• **Set exercise**
Count how many lines below include the string "ylabel", and give that number without anything else.

# Task material start

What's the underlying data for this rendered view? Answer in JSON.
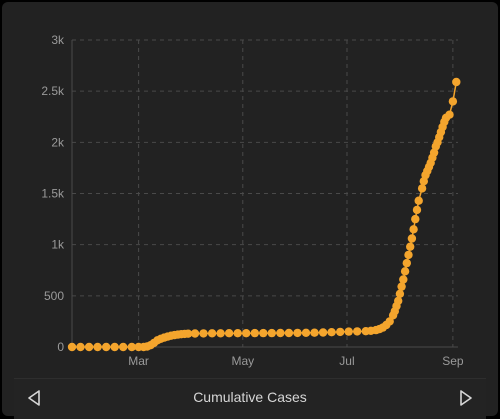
{
  "chart_data": {
    "type": "scatter",
    "title": "",
    "xlabel": "",
    "ylabel": "",
    "x_ticks": [
      "Mar",
      "May",
      "Jul",
      "Sep"
    ],
    "x_tick_dates": [
      "2020-03-01",
      "2020-05-01",
      "2020-07-01",
      "2020-09-01"
    ],
    "x_range": [
      "2020-01-22",
      "2020-09-04"
    ],
    "y_ticks": [
      "0",
      "500",
      "1k",
      "1.5k",
      "2k",
      "2.5k",
      "3k"
    ],
    "ylim": [
      0,
      3000
    ],
    "grid": true,
    "connect_points": true,
    "series": [
      {
        "color": "#f4a52d",
        "points": [
          [
            "2020-01-22",
            0
          ],
          [
            "2020-01-27",
            0
          ],
          [
            "2020-02-01",
            0
          ],
          [
            "2020-02-06",
            0
          ],
          [
            "2020-02-11",
            0
          ],
          [
            "2020-02-16",
            0
          ],
          [
            "2020-02-21",
            0
          ],
          [
            "2020-02-26",
            0
          ],
          [
            "2020-03-01",
            0
          ],
          [
            "2020-03-04",
            0
          ],
          [
            "2020-03-06",
            5
          ],
          [
            "2020-03-08",
            18
          ],
          [
            "2020-03-10",
            40
          ],
          [
            "2020-03-12",
            65
          ],
          [
            "2020-03-14",
            80
          ],
          [
            "2020-03-16",
            92
          ],
          [
            "2020-03-18",
            102
          ],
          [
            "2020-03-20",
            110
          ],
          [
            "2020-03-22",
            116
          ],
          [
            "2020-03-24",
            121
          ],
          [
            "2020-03-26",
            125
          ],
          [
            "2020-03-28",
            128
          ],
          [
            "2020-03-30",
            130
          ],
          [
            "2020-04-03",
            132
          ],
          [
            "2020-04-08",
            133
          ],
          [
            "2020-04-13",
            134
          ],
          [
            "2020-04-18",
            134
          ],
          [
            "2020-04-23",
            135
          ],
          [
            "2020-04-28",
            135
          ],
          [
            "2020-05-03",
            135
          ],
          [
            "2020-05-08",
            136
          ],
          [
            "2020-05-13",
            136
          ],
          [
            "2020-05-18",
            136
          ],
          [
            "2020-05-23",
            137
          ],
          [
            "2020-05-28",
            137
          ],
          [
            "2020-06-02",
            138
          ],
          [
            "2020-06-07",
            139
          ],
          [
            "2020-06-12",
            140
          ],
          [
            "2020-06-17",
            142
          ],
          [
            "2020-06-22",
            145
          ],
          [
            "2020-06-27",
            148
          ],
          [
            "2020-07-02",
            150
          ],
          [
            "2020-07-07",
            152
          ],
          [
            "2020-07-12",
            154
          ],
          [
            "2020-07-15",
            158
          ],
          [
            "2020-07-18",
            165
          ],
          [
            "2020-07-20",
            175
          ],
          [
            "2020-07-22",
            190
          ],
          [
            "2020-07-24",
            215
          ],
          [
            "2020-07-26",
            250
          ],
          [
            "2020-07-28",
            310
          ],
          [
            "2020-07-29",
            350
          ],
          [
            "2020-07-30",
            400
          ],
          [
            "2020-07-31",
            450
          ],
          [
            "2020-08-01",
            520
          ],
          [
            "2020-08-02",
            590
          ],
          [
            "2020-08-03",
            660
          ],
          [
            "2020-08-04",
            740
          ],
          [
            "2020-08-05",
            820
          ],
          [
            "2020-08-06",
            900
          ],
          [
            "2020-08-07",
            980
          ],
          [
            "2020-08-08",
            1060
          ],
          [
            "2020-08-09",
            1150
          ],
          [
            "2020-08-10",
            1250
          ],
          [
            "2020-08-11",
            1340
          ],
          [
            "2020-08-12",
            1430
          ],
          [
            "2020-08-14",
            1550
          ],
          [
            "2020-08-15",
            1620
          ],
          [
            "2020-08-16",
            1680
          ],
          [
            "2020-08-17",
            1720
          ],
          [
            "2020-08-18",
            1760
          ],
          [
            "2020-08-19",
            1800
          ],
          [
            "2020-08-20",
            1850
          ],
          [
            "2020-08-21",
            1900
          ],
          [
            "2020-08-22",
            1960
          ],
          [
            "2020-08-23",
            2000
          ],
          [
            "2020-08-24",
            2050
          ],
          [
            "2020-08-25",
            2100
          ],
          [
            "2020-08-26",
            2150
          ],
          [
            "2020-08-27",
            2200
          ],
          [
            "2020-08-28",
            2240
          ],
          [
            "2020-08-30",
            2270
          ],
          [
            "2020-09-01",
            2400
          ],
          [
            "2020-09-03",
            2590
          ]
        ]
      }
    ]
  },
  "footer": {
    "title": "Cumulative Cases",
    "prev_glyph": "previous",
    "next_glyph": "next"
  },
  "colors": {
    "background": "#222222",
    "grid": "#4a4a4a",
    "axis_text": "#9a9a9a",
    "marker": "#f4a52d"
  }
}
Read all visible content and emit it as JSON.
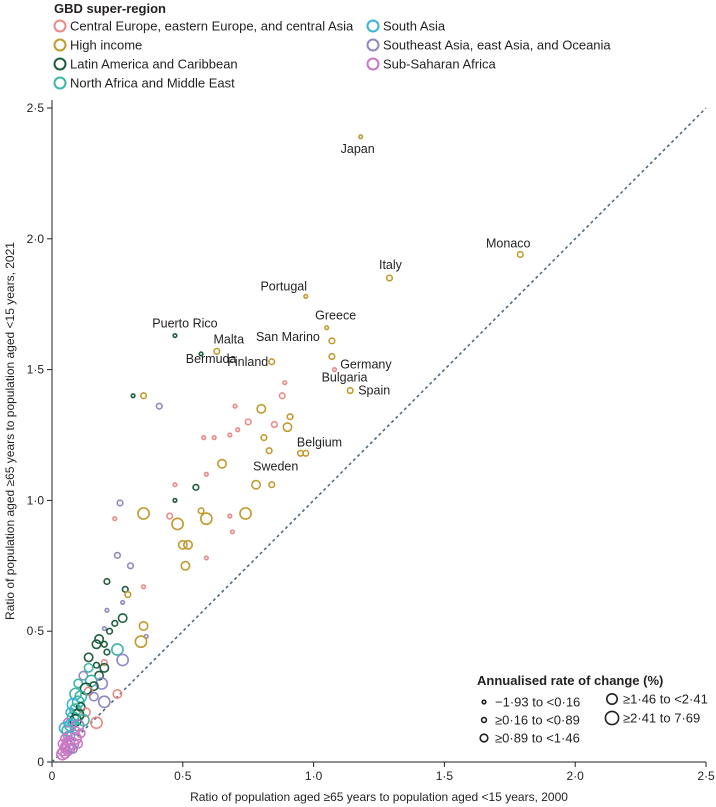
{
  "chart_data": {
    "type": "scatter",
    "title": "",
    "xlabel": "Ratio of population aged ≥65 years to population aged <15 years, 2000",
    "ylabel": "Ratio of population aged ≥65 years to population aged <15 years, 2021",
    "xlim": [
      0,
      2.5
    ],
    "ylim": [
      0,
      2.5
    ],
    "x_ticks": [
      "0",
      "0·5",
      "1·0",
      "1·5",
      "2·0",
      "2·5"
    ],
    "y_ticks": [
      "0",
      "0·5",
      "1·0",
      "1·5",
      "2·0",
      "2·5"
    ],
    "reference_line": "y = x (dashed)",
    "legend_title": "GBD super-region",
    "series": [
      {
        "key": "ceca",
        "name": "Central Europe, eastern Europe, and central Asia",
        "color": "#ea8a86"
      },
      {
        "key": "hi",
        "name": "High income",
        "color": "#c49a2e"
      },
      {
        "key": "lac",
        "name": "Latin America and Caribbean",
        "color": "#1c5e3c"
      },
      {
        "key": "name",
        "name": "North Africa and Middle East",
        "color": "#3db7a8"
      },
      {
        "key": "sa",
        "name": "South Asia",
        "color": "#3bb4d8"
      },
      {
        "key": "seao",
        "name": "Southeast Asia, east Asia, and Oceania",
        "color": "#9088c4"
      },
      {
        "key": "ssa",
        "name": "Sub-Saharan Africa",
        "color": "#cc77c6"
      }
    ],
    "size_legend_title": "Annualised rate of change (%)",
    "size_classes": [
      {
        "label": "−1·93 to <0·16"
      },
      {
        "label": "≥0·16 to <0·89"
      },
      {
        "label": "≥0·89 to <1·46"
      },
      {
        "label": "≥1·46 to <2·41"
      },
      {
        "label": "≥2·41 to 7·69"
      }
    ],
    "points": [
      {
        "x": 1.18,
        "y": 2.39,
        "region": "hi",
        "size": 0,
        "label": "Japan"
      },
      {
        "x": 1.79,
        "y": 1.94,
        "region": "hi",
        "size": 1,
        "label": "Monaco"
      },
      {
        "x": 1.29,
        "y": 1.85,
        "region": "hi",
        "size": 1,
        "label": "Italy"
      },
      {
        "x": 0.97,
        "y": 1.78,
        "region": "hi",
        "size": 0,
        "label": "Portugal"
      },
      {
        "x": 1.05,
        "y": 1.66,
        "region": "hi",
        "size": 0,
        "label": "Greece"
      },
      {
        "x": 1.07,
        "y": 1.61,
        "region": "hi",
        "size": 1,
        "label": "San Marino"
      },
      {
        "x": 1.07,
        "y": 1.55,
        "region": "hi",
        "size": 1,
        "label": "Germany"
      },
      {
        "x": 0.84,
        "y": 1.53,
        "region": "hi",
        "size": 1,
        "label": "Finland"
      },
      {
        "x": 1.08,
        "y": 1.5,
        "region": "ceca",
        "size": 0,
        "label": "Bulgaria"
      },
      {
        "x": 1.14,
        "y": 1.42,
        "region": "hi",
        "size": 1,
        "label": "Spain"
      },
      {
        "x": 0.63,
        "y": 1.57,
        "region": "hi",
        "size": 1,
        "label": "Malta"
      },
      {
        "x": 0.47,
        "y": 1.63,
        "region": "lac",
        "size": 0,
        "label": "Puerto Rico"
      },
      {
        "x": 0.57,
        "y": 1.56,
        "region": "lac",
        "size": 0,
        "label": "Bermuda"
      },
      {
        "x": 0.95,
        "y": 1.18,
        "region": "hi",
        "size": 1,
        "label": "Belgium"
      },
      {
        "x": 0.97,
        "y": 1.18,
        "region": "hi",
        "size": 1,
        "label": "Sweden"
      },
      {
        "x": 0.31,
        "y": 1.4,
        "region": "lac",
        "size": 0
      },
      {
        "x": 0.35,
        "y": 1.4,
        "region": "hi",
        "size": 1
      },
      {
        "x": 0.41,
        "y": 1.36,
        "region": "seao",
        "size": 1
      },
      {
        "x": 0.89,
        "y": 1.45,
        "region": "ceca",
        "size": 0
      },
      {
        "x": 0.88,
        "y": 1.4,
        "region": "ceca",
        "size": 1
      },
      {
        "x": 0.8,
        "y": 1.35,
        "region": "hi",
        "size": 2
      },
      {
        "x": 0.75,
        "y": 1.3,
        "region": "ceca",
        "size": 1
      },
      {
        "x": 0.85,
        "y": 1.29,
        "region": "ceca",
        "size": 1
      },
      {
        "x": 0.91,
        "y": 1.32,
        "region": "hi",
        "size": 1
      },
      {
        "x": 0.9,
        "y": 1.28,
        "region": "hi",
        "size": 2
      },
      {
        "x": 0.7,
        "y": 1.36,
        "region": "ceca",
        "size": 0
      },
      {
        "x": 0.68,
        "y": 1.25,
        "region": "ceca",
        "size": 0
      },
      {
        "x": 0.71,
        "y": 1.27,
        "region": "ceca",
        "size": 0
      },
      {
        "x": 0.58,
        "y": 1.24,
        "region": "ceca",
        "size": 0
      },
      {
        "x": 0.62,
        "y": 1.24,
        "region": "ceca",
        "size": 0
      },
      {
        "x": 0.81,
        "y": 1.24,
        "region": "hi",
        "size": 1
      },
      {
        "x": 0.83,
        "y": 1.19,
        "region": "hi",
        "size": 1
      },
      {
        "x": 0.65,
        "y": 1.14,
        "region": "hi",
        "size": 2
      },
      {
        "x": 0.59,
        "y": 1.1,
        "region": "ceca",
        "size": 0
      },
      {
        "x": 0.47,
        "y": 1.06,
        "region": "ceca",
        "size": 0
      },
      {
        "x": 0.55,
        "y": 1.05,
        "region": "lac",
        "size": 1
      },
      {
        "x": 0.78,
        "y": 1.06,
        "region": "hi",
        "size": 2
      },
      {
        "x": 0.84,
        "y": 1.06,
        "region": "hi",
        "size": 1
      },
      {
        "x": 0.47,
        "y": 1.0,
        "region": "lac",
        "size": 0
      },
      {
        "x": 0.26,
        "y": 0.99,
        "region": "seao",
        "size": 1
      },
      {
        "x": 0.35,
        "y": 0.95,
        "region": "hi",
        "size": 3
      },
      {
        "x": 0.24,
        "y": 0.93,
        "region": "ceca",
        "size": 0
      },
      {
        "x": 0.45,
        "y": 0.94,
        "region": "ceca",
        "size": 1
      },
      {
        "x": 0.57,
        "y": 0.96,
        "region": "hi",
        "size": 1
      },
      {
        "x": 0.48,
        "y": 0.91,
        "region": "hi",
        "size": 3
      },
      {
        "x": 0.59,
        "y": 0.93,
        "region": "hi",
        "size": 3
      },
      {
        "x": 0.68,
        "y": 0.94,
        "region": "ceca",
        "size": 0
      },
      {
        "x": 0.74,
        "y": 0.95,
        "region": "hi",
        "size": 3
      },
      {
        "x": 0.69,
        "y": 0.88,
        "region": "ceca",
        "size": 0
      },
      {
        "x": 0.5,
        "y": 0.83,
        "region": "hi",
        "size": 2
      },
      {
        "x": 0.52,
        "y": 0.83,
        "region": "hi",
        "size": 2
      },
      {
        "x": 0.51,
        "y": 0.75,
        "region": "hi",
        "size": 2
      },
      {
        "x": 0.59,
        "y": 0.78,
        "region": "ceca",
        "size": 0
      },
      {
        "x": 0.25,
        "y": 0.79,
        "region": "seao",
        "size": 1
      },
      {
        "x": 0.3,
        "y": 0.75,
        "region": "seao",
        "size": 1
      },
      {
        "x": 0.21,
        "y": 0.69,
        "region": "lac",
        "size": 1
      },
      {
        "x": 0.35,
        "y": 0.67,
        "region": "ceca",
        "size": 0
      },
      {
        "x": 0.28,
        "y": 0.66,
        "region": "lac",
        "size": 1
      },
      {
        "x": 0.29,
        "y": 0.64,
        "region": "hi",
        "size": 1
      },
      {
        "x": 0.27,
        "y": 0.61,
        "region": "seao",
        "size": 0
      },
      {
        "x": 0.21,
        "y": 0.58,
        "region": "seao",
        "size": 0
      },
      {
        "x": 0.27,
        "y": 0.55,
        "region": "lac",
        "size": 2
      },
      {
        "x": 0.24,
        "y": 0.53,
        "region": "lac",
        "size": 1
      },
      {
        "x": 0.2,
        "y": 0.51,
        "region": "seao",
        "size": 0
      },
      {
        "x": 0.22,
        "y": 0.5,
        "region": "lac",
        "size": 1
      },
      {
        "x": 0.35,
        "y": 0.52,
        "region": "hi",
        "size": 2
      },
      {
        "x": 0.36,
        "y": 0.48,
        "region": "seao",
        "size": 0
      },
      {
        "x": 0.18,
        "y": 0.47,
        "region": "lac",
        "size": 2
      },
      {
        "x": 0.17,
        "y": 0.45,
        "region": "lac",
        "size": 2
      },
      {
        "x": 0.2,
        "y": 0.45,
        "region": "lac",
        "size": 1
      },
      {
        "x": 0.34,
        "y": 0.46,
        "region": "hi",
        "size": 3
      },
      {
        "x": 0.25,
        "y": 0.43,
        "region": "name",
        "size": 3
      },
      {
        "x": 0.21,
        "y": 0.42,
        "region": "lac",
        "size": 1
      },
      {
        "x": 0.14,
        "y": 0.4,
        "region": "lac",
        "size": 2
      },
      {
        "x": 0.27,
        "y": 0.39,
        "region": "seao",
        "size": 3
      },
      {
        "x": 0.2,
        "y": 0.38,
        "region": "ceca",
        "size": 1
      },
      {
        "x": 0.17,
        "y": 0.37,
        "region": "lac",
        "size": 1
      },
      {
        "x": 0.2,
        "y": 0.36,
        "region": "lac",
        "size": 2
      },
      {
        "x": 0.14,
        "y": 0.36,
        "region": "name",
        "size": 2
      },
      {
        "x": 0.18,
        "y": 0.33,
        "region": "lac",
        "size": 2
      },
      {
        "x": 0.12,
        "y": 0.33,
        "region": "seao",
        "size": 2
      },
      {
        "x": 0.15,
        "y": 0.31,
        "region": "name",
        "size": 3
      },
      {
        "x": 0.1,
        "y": 0.3,
        "region": "name",
        "size": 2
      },
      {
        "x": 0.19,
        "y": 0.3,
        "region": "seao",
        "size": 3
      },
      {
        "x": 0.16,
        "y": 0.29,
        "region": "lac",
        "size": 2
      },
      {
        "x": 0.13,
        "y": 0.28,
        "region": "lac",
        "size": 3
      },
      {
        "x": 0.14,
        "y": 0.27,
        "region": "ceca",
        "size": 2
      },
      {
        "x": 0.09,
        "y": 0.26,
        "region": "name",
        "size": 3
      },
      {
        "x": 0.25,
        "y": 0.26,
        "region": "ceca",
        "size": 2
      },
      {
        "x": 0.11,
        "y": 0.25,
        "region": "name",
        "size": 3
      },
      {
        "x": 0.16,
        "y": 0.25,
        "region": "seao",
        "size": 2
      },
      {
        "x": 0.1,
        "y": 0.23,
        "region": "name",
        "size": 3
      },
      {
        "x": 0.2,
        "y": 0.23,
        "region": "seao",
        "size": 3
      },
      {
        "x": 0.08,
        "y": 0.22,
        "region": "sa",
        "size": 3
      },
      {
        "x": 0.11,
        "y": 0.21,
        "region": "lac",
        "size": 2
      },
      {
        "x": 0.09,
        "y": 0.2,
        "region": "name",
        "size": 3
      },
      {
        "x": 0.07,
        "y": 0.19,
        "region": "sa",
        "size": 2
      },
      {
        "x": 0.13,
        "y": 0.19,
        "region": "ceca",
        "size": 2
      },
      {
        "x": 0.1,
        "y": 0.18,
        "region": "lac",
        "size": 3
      },
      {
        "x": 0.08,
        "y": 0.17,
        "region": "name",
        "size": 3
      },
      {
        "x": 0.09,
        "y": 0.16,
        "region": "lac",
        "size": 3
      },
      {
        "x": 0.12,
        "y": 0.16,
        "region": "name",
        "size": 3
      },
      {
        "x": 0.06,
        "y": 0.15,
        "region": "ssa",
        "size": 2
      },
      {
        "x": 0.08,
        "y": 0.15,
        "region": "name",
        "size": 2
      },
      {
        "x": 0.17,
        "y": 0.15,
        "region": "ceca",
        "size": 3
      },
      {
        "x": 0.07,
        "y": 0.14,
        "region": "sa",
        "size": 3
      },
      {
        "x": 0.1,
        "y": 0.14,
        "region": "seao",
        "size": 3
      },
      {
        "x": 0.05,
        "y": 0.13,
        "region": "sa",
        "size": 3
      },
      {
        "x": 0.06,
        "y": 0.12,
        "region": "name",
        "size": 3
      },
      {
        "x": 0.09,
        "y": 0.12,
        "region": "ssa",
        "size": 2
      },
      {
        "x": 0.11,
        "y": 0.11,
        "region": "ssa",
        "size": 2
      },
      {
        "x": 0.06,
        "y": 0.1,
        "region": "ssa",
        "size": 2
      },
      {
        "x": 0.07,
        "y": 0.1,
        "region": "sa",
        "size": 2
      },
      {
        "x": 0.09,
        "y": 0.09,
        "region": "ssa",
        "size": 3
      },
      {
        "x": 0.05,
        "y": 0.09,
        "region": "ssa",
        "size": 2
      },
      {
        "x": 0.06,
        "y": 0.08,
        "region": "ssa",
        "size": 2
      },
      {
        "x": 0.08,
        "y": 0.07,
        "region": "ssa",
        "size": 3
      },
      {
        "x": 0.1,
        "y": 0.07,
        "region": "ssa",
        "size": 2
      },
      {
        "x": 0.04,
        "y": 0.07,
        "region": "ssa",
        "size": 2
      },
      {
        "x": 0.05,
        "y": 0.06,
        "region": "ssa",
        "size": 2
      },
      {
        "x": 0.06,
        "y": 0.06,
        "region": "ssa",
        "size": 3
      },
      {
        "x": 0.07,
        "y": 0.05,
        "region": "ssa",
        "size": 2
      },
      {
        "x": 0.05,
        "y": 0.05,
        "region": "ssa",
        "size": 2
      },
      {
        "x": 0.04,
        "y": 0.04,
        "region": "ssa",
        "size": 2
      },
      {
        "x": 0.06,
        "y": 0.04,
        "region": "ssa",
        "size": 2
      },
      {
        "x": 0.04,
        "y": 0.03,
        "region": "ssa",
        "size": 3
      },
      {
        "x": 0.05,
        "y": 0.03,
        "region": "ssa",
        "size": 2
      },
      {
        "x": 0.08,
        "y": 0.05,
        "region": "seao",
        "size": 2
      },
      {
        "x": 0.07,
        "y": 0.08,
        "region": "ssa",
        "size": 2
      }
    ]
  }
}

# Task material end

• **Response to the task**
2